### Exercise prompt
Return exactly the lines of the data below, from the one that contains "What text is on this page?" through the final line, and leave out every picture.

### The input
|---|

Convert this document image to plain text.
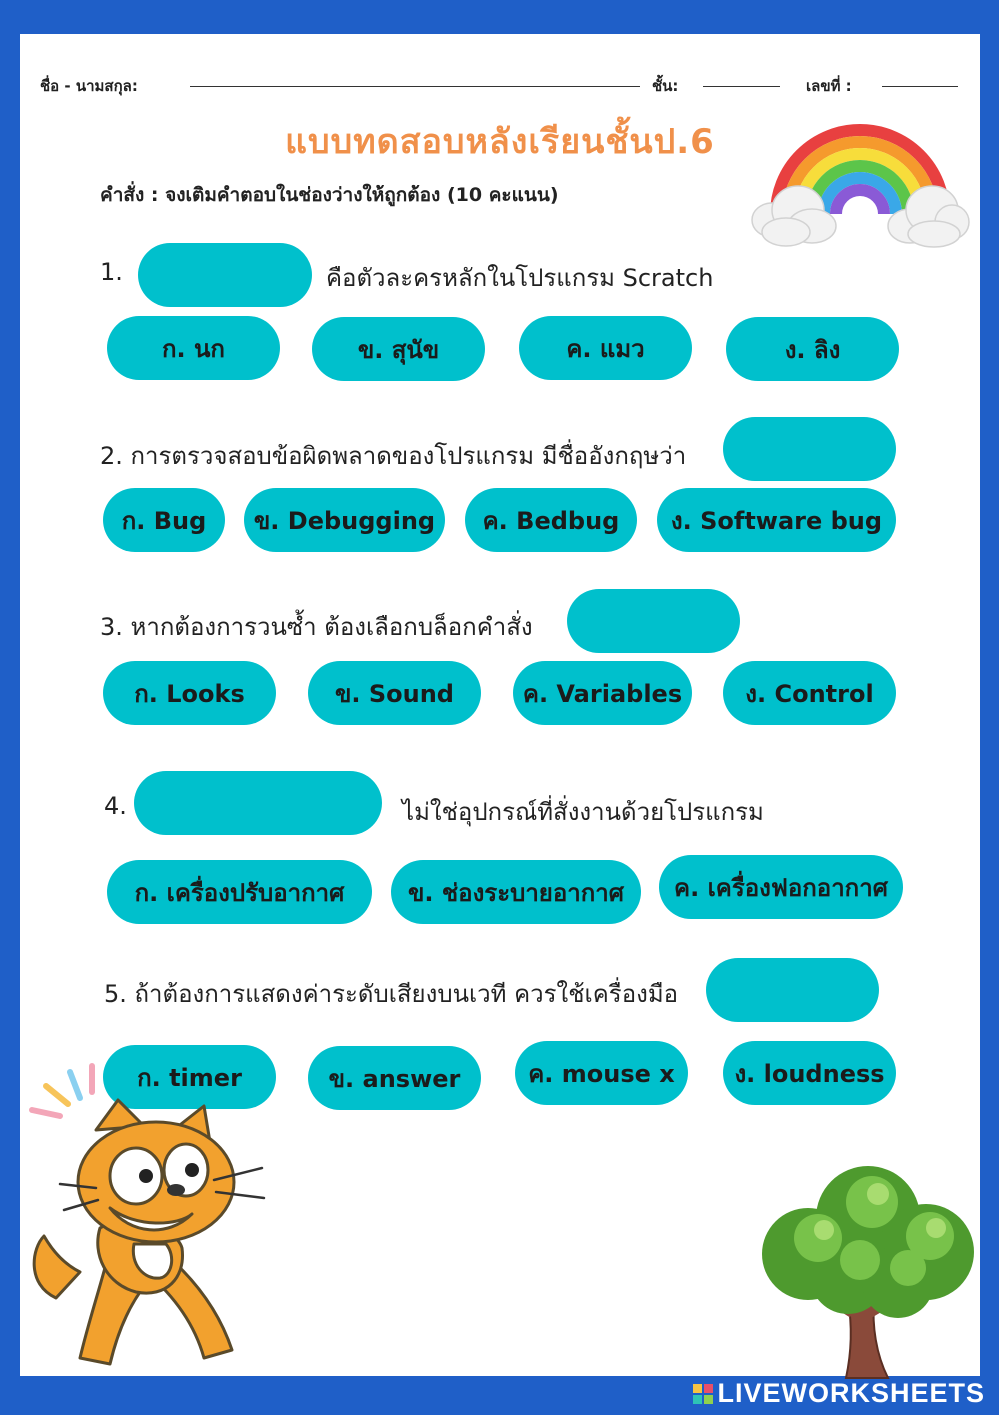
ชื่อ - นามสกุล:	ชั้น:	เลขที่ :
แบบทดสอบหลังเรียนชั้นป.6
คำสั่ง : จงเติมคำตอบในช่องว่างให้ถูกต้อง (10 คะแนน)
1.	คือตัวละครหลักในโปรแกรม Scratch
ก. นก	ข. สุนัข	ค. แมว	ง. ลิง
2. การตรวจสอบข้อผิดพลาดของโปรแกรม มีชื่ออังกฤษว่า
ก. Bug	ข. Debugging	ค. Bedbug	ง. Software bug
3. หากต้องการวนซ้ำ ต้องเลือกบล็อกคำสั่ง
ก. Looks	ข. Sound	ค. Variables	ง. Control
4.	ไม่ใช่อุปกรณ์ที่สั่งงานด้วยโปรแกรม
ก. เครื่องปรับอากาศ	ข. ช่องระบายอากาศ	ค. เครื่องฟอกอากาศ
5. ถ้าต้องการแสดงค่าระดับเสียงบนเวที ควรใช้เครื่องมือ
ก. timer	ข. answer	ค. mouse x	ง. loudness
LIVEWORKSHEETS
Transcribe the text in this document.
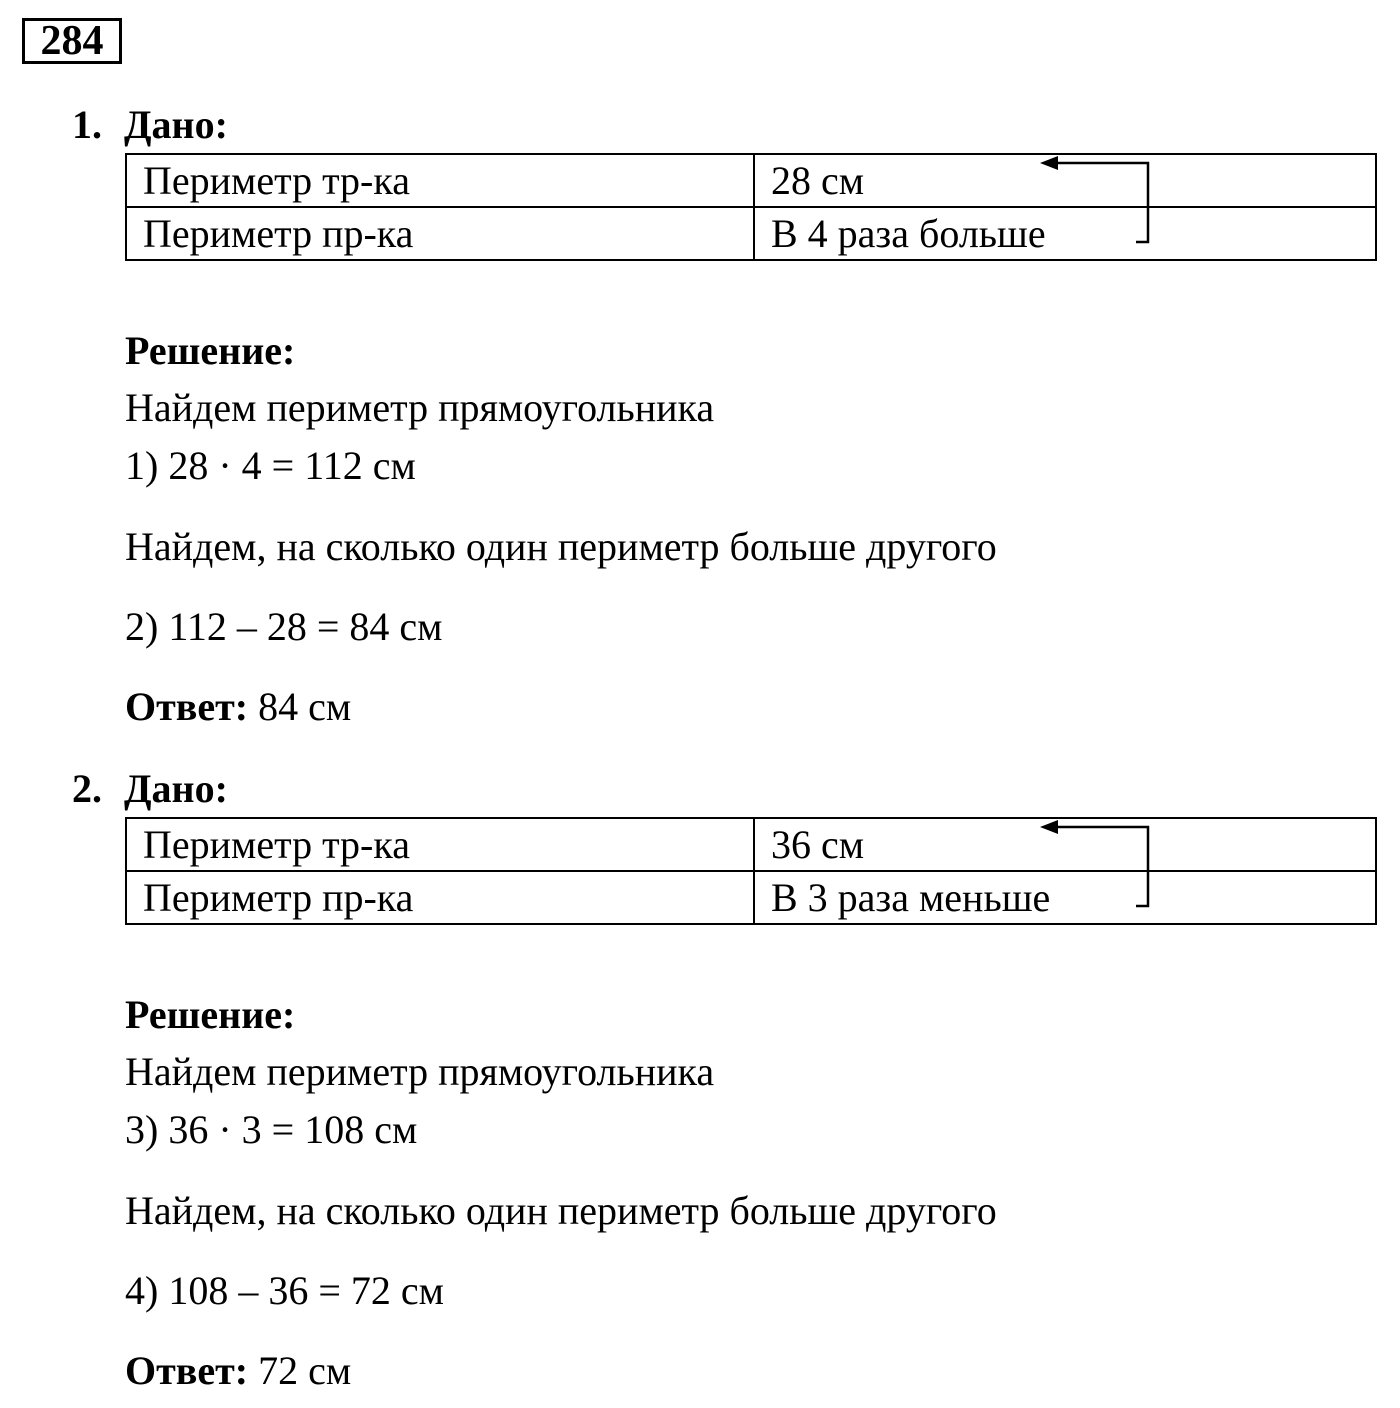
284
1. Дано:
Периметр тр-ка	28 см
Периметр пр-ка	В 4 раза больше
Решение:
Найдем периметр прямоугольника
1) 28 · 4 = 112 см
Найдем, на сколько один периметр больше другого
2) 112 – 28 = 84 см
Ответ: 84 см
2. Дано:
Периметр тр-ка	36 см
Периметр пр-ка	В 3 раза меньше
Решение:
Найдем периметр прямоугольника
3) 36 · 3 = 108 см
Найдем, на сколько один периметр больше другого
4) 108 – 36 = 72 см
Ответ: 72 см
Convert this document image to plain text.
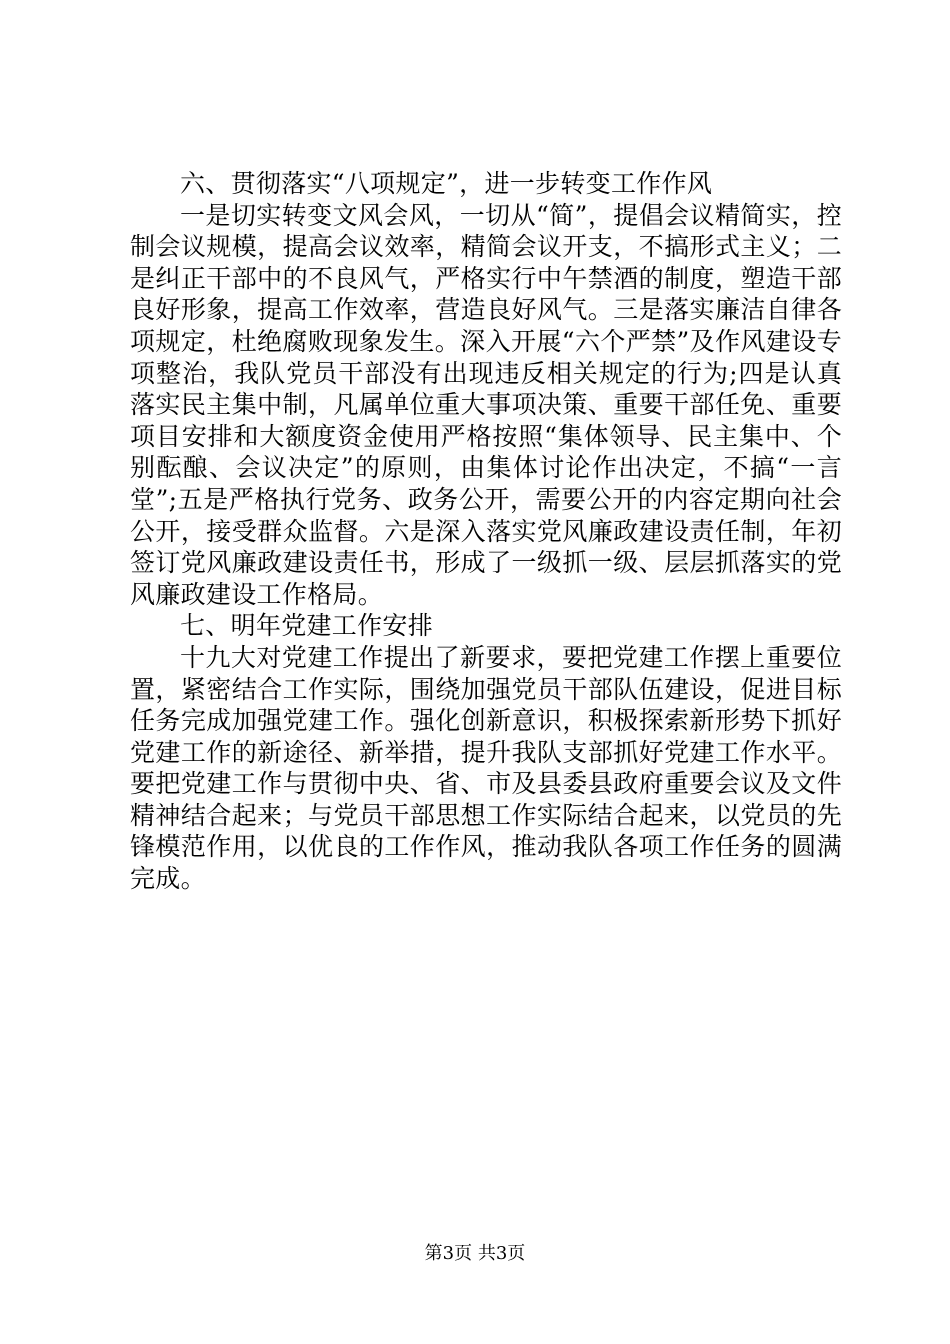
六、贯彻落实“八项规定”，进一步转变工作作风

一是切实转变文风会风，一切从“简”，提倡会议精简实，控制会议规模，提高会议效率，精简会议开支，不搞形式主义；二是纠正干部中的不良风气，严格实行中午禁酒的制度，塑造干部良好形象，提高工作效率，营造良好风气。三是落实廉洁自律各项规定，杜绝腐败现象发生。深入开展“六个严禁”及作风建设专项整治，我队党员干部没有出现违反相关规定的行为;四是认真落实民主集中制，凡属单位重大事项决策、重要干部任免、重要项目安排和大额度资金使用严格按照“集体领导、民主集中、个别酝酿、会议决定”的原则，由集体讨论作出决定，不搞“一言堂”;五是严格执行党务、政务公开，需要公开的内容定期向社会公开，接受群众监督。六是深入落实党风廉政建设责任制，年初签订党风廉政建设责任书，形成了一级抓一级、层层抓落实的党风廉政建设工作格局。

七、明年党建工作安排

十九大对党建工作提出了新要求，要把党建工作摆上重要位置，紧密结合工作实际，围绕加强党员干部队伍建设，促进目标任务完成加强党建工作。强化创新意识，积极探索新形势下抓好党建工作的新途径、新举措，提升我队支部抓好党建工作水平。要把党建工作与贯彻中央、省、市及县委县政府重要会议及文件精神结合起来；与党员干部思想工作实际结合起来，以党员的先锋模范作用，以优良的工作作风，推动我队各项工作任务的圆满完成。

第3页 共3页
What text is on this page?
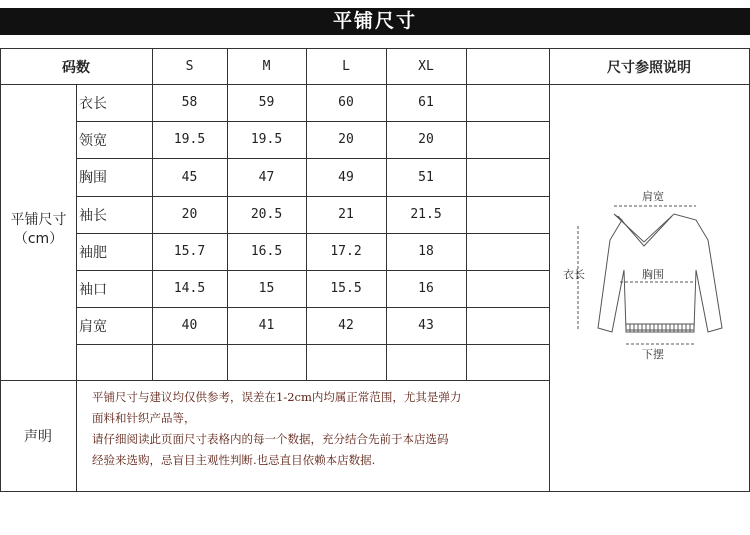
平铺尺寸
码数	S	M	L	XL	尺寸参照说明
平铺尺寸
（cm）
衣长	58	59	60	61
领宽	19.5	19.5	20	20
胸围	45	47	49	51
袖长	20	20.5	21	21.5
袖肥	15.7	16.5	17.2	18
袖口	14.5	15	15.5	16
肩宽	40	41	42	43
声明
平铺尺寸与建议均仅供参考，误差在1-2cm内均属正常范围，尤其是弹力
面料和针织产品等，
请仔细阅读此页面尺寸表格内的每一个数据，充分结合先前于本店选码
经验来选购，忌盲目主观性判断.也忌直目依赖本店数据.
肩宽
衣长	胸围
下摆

|---|

### Task response
What text is on this page?
平铺尺寸
码数	S	M	L	XL	尺寸参照说明
平铺尺寸
（cm）
衣长	58	59	60	61
领宽	19.5	19.5	20	20
胸围	45	47	49	51
袖长	20	20.5	21	21.5
袖肥	15.7	16.5	17.2	18
袖口	14.5	15	15.5	16
肩宽	40	41	42	43
声明
平铺尺寸与建议均仅供参考，误差在1-2cm内均属正常范围，尤其是弹力
面料和针织产品等，
请仔细阅读此页面尺寸表格内的每一个数据，充分结合先前于本店选码
经验来选购，忌盲目主观性判断.也忌直目依赖本店数据.
肩宽
衣长	胸围
下摆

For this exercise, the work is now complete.